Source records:

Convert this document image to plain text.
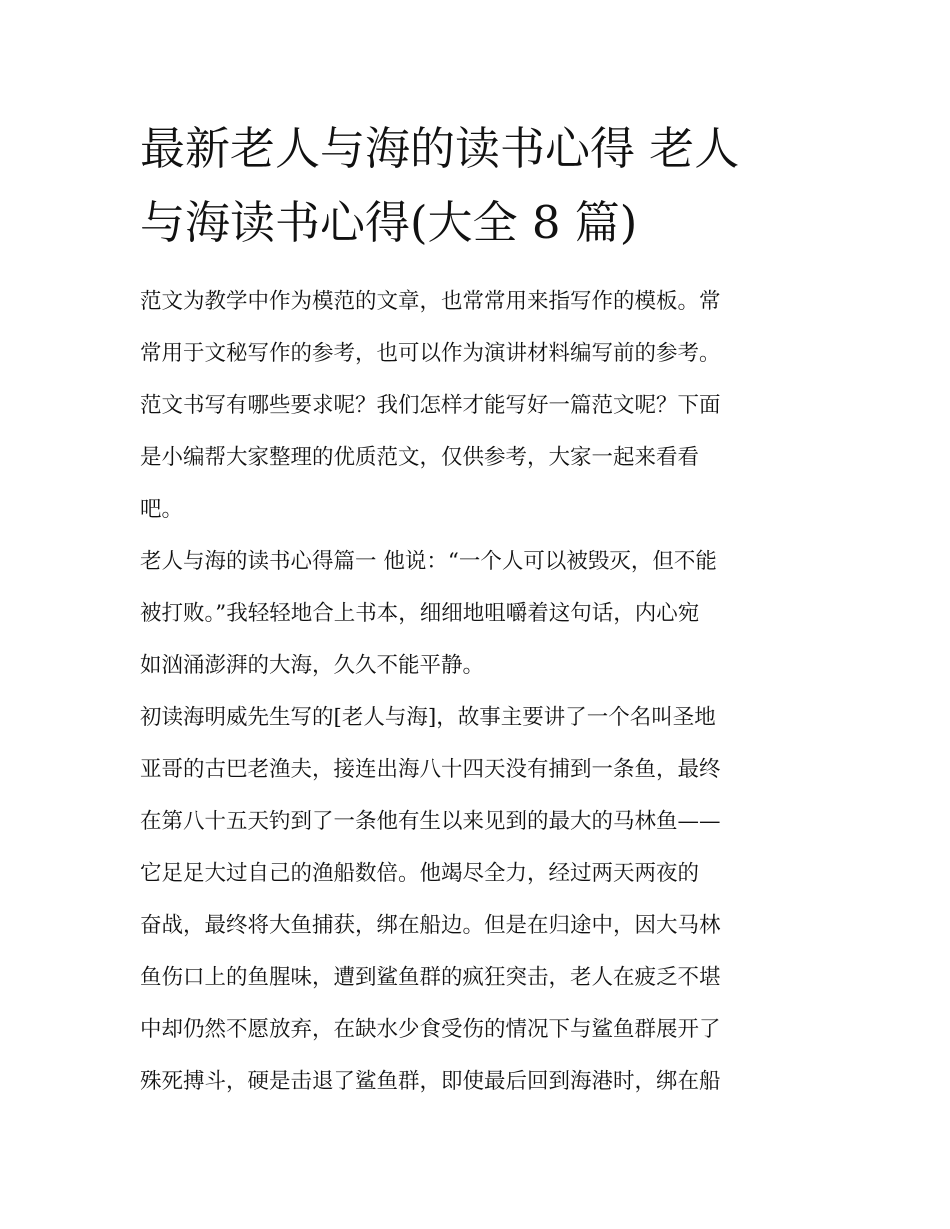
最新老人与海的读书心得 老人
与海读书心得(大全 8 篇)

范文为教学中作为模范的文章，也常常用来指写作的模板。常
常用于文秘写作的参考，也可以作为演讲材料编写前的参考。
范文书写有哪些要求呢？我们怎样才能写好一篇范文呢？下面
是小编帮大家整理的优质范文，仅供参考，大家一起来看看
吧。

老人与海的读书心得篇一 他说：“一个人可以被毁灭，但不能
被打败。”我轻轻地合上书本，细细地咀嚼着这句话，内心宛
如汹涌澎湃的大海，久久不能平静。

初读海明威先生写的[老人与海]，故事主要讲了一个名叫圣地
亚哥的古巴老渔夫，接连出海八十四天没有捕到一条鱼，最终
在第八十五天钓到了一条他有生以来见到的最大的马林鱼——
它足足大过自己的渔船数倍。他竭尽全力，经过两天两夜的
奋战，最终将大鱼捕获，绑在船边。但是在归途中，因大马林
鱼伤口上的鱼腥味，遭到鲨鱼群的疯狂突击，老人在疲乏不堪
中却仍然不愿放弃，在缺水少食受伤的情况下与鲨鱼群展开了
殊死搏斗，硬是击退了鲨鱼群，即使最后回到海港时，绑在船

[WORK TO DO]:
Copy everything in the records above except the pictures, exactly as written.

[SOLUTION TO THIS TASK]:
Convert this document image to plain text.
最新老人与海的读书心得 老人
与海读书心得(大全 8 篇)

范文为教学中作为模范的文章，也常常用来指写作的模板。常
常用于文秘写作的参考，也可以作为演讲材料编写前的参考。
范文书写有哪些要求呢？我们怎样才能写好一篇范文呢？下面
是小编帮大家整理的优质范文，仅供参考，大家一起来看看
吧。

老人与海的读书心得篇一 他说：“一个人可以被毁灭，但不能
被打败。”我轻轻地合上书本，细细地咀嚼着这句话，内心宛
如汹涌澎湃的大海，久久不能平静。

初读海明威先生写的[老人与海]，故事主要讲了一个名叫圣地
亚哥的古巴老渔夫，接连出海八十四天没有捕到一条鱼，最终
在第八十五天钓到了一条他有生以来见到的最大的马林鱼——
它足足大过自己的渔船数倍。他竭尽全力，经过两天两夜的
奋战，最终将大鱼捕获，绑在船边。但是在归途中，因大马林
鱼伤口上的鱼腥味，遭到鲨鱼群的疯狂突击，老人在疲乏不堪
中却仍然不愿放弃，在缺水少食受伤的情况下与鲨鱼群展开了
殊死搏斗，硬是击退了鲨鱼群，即使最后回到海港时，绑在船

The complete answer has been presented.